YOUR TASK -
Extract all lines containing "tunc".

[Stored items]
begin
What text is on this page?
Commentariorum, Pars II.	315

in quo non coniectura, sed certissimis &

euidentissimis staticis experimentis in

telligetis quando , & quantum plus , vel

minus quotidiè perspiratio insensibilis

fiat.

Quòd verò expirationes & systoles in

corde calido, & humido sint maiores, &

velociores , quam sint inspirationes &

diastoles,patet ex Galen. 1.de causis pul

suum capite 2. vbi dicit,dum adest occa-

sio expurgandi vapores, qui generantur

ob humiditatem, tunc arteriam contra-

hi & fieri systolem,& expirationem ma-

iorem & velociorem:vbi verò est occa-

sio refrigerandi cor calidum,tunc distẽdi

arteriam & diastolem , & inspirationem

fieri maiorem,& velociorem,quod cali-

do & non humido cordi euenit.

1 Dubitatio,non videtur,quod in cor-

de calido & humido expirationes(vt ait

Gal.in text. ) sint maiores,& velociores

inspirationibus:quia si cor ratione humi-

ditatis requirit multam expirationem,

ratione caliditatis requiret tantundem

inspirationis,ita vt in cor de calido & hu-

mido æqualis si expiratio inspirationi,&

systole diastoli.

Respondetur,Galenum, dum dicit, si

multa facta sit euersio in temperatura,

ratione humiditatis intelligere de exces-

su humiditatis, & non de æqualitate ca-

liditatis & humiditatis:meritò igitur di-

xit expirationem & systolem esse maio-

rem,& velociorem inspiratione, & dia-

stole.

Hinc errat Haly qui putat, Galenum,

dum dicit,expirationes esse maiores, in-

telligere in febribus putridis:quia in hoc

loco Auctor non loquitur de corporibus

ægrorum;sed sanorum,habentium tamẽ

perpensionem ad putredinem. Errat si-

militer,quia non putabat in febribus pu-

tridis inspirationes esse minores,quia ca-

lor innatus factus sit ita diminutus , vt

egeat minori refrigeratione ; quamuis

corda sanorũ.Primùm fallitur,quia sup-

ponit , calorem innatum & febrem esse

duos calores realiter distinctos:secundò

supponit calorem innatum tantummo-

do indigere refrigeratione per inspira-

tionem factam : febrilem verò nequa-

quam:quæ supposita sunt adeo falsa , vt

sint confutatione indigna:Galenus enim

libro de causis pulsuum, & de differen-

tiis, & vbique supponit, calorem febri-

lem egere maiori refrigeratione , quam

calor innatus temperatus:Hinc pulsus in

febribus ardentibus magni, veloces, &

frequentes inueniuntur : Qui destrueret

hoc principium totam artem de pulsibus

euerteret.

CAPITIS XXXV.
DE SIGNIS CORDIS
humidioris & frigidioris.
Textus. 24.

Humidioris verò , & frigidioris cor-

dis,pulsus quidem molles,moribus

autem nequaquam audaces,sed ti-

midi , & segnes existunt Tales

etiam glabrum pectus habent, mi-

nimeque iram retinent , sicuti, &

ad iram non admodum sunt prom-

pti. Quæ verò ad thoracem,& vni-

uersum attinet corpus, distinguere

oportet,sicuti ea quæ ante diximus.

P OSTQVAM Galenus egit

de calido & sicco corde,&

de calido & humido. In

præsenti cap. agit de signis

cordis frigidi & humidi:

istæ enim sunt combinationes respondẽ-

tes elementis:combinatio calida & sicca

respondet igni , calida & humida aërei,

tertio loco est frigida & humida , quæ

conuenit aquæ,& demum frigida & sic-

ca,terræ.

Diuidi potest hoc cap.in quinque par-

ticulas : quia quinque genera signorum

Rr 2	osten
end
FULL ANSWER -
ob humiditatem, tunc arteriam contra-
sio refrigerandi cor calidum,tunc distẽdi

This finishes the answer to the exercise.